Goal ▸
Hunt for the word "title" across the entries below, copying each line that holds it.
═══ Input data
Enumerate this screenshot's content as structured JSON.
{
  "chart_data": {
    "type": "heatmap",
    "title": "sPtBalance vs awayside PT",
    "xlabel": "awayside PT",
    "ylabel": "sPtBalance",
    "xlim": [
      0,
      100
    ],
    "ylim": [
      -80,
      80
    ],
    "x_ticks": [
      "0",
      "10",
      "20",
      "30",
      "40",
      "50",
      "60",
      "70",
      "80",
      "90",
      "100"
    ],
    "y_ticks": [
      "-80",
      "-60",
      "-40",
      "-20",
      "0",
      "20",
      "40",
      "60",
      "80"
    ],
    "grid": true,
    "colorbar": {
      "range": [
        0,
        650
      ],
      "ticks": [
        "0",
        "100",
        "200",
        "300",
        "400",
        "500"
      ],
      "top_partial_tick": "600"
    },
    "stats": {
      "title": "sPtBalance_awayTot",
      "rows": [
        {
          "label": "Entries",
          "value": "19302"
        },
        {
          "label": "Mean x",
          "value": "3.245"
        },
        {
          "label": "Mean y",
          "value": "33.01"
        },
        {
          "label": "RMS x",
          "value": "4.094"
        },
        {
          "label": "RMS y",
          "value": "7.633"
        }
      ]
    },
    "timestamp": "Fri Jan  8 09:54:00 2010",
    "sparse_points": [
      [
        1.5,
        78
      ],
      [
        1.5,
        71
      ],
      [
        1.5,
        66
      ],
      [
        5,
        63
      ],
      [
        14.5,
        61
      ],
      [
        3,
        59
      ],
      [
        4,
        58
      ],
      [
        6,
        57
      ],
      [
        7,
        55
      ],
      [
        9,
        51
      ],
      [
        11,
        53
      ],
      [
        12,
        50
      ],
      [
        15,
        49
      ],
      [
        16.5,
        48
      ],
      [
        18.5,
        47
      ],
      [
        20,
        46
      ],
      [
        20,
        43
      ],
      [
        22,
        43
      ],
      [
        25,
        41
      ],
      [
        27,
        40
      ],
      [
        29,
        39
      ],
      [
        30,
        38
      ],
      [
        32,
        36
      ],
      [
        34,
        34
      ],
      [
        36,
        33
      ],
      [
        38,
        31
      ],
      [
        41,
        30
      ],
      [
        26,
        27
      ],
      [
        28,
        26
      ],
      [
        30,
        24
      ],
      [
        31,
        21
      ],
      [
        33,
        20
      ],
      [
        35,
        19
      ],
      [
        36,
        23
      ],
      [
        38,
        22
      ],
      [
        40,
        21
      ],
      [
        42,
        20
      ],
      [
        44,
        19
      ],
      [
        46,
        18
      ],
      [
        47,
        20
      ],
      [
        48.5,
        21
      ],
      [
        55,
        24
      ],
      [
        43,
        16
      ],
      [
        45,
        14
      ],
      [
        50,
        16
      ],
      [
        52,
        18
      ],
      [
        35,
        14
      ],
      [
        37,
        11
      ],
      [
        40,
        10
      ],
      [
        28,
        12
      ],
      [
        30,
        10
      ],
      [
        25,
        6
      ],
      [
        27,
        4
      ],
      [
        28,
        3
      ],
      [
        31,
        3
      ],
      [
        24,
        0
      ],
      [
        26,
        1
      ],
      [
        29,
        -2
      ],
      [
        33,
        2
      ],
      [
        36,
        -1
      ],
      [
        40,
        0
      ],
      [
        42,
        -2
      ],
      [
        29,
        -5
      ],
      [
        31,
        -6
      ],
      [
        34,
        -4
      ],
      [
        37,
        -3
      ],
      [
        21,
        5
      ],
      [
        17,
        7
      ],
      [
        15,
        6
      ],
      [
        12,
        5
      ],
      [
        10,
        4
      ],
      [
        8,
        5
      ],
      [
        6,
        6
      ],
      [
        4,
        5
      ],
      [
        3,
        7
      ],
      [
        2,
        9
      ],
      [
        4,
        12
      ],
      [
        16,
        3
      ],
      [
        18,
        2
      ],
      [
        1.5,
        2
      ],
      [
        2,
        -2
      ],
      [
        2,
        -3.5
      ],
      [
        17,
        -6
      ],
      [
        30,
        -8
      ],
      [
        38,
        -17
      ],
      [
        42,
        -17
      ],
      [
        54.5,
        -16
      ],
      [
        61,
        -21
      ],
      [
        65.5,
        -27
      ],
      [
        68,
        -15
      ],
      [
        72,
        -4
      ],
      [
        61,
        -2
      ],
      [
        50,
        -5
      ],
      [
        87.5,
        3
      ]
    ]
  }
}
══════
The answer ▸
    "title": "sPtBalance vs awayside PT",
      "title": "sPtBalance_awayTot",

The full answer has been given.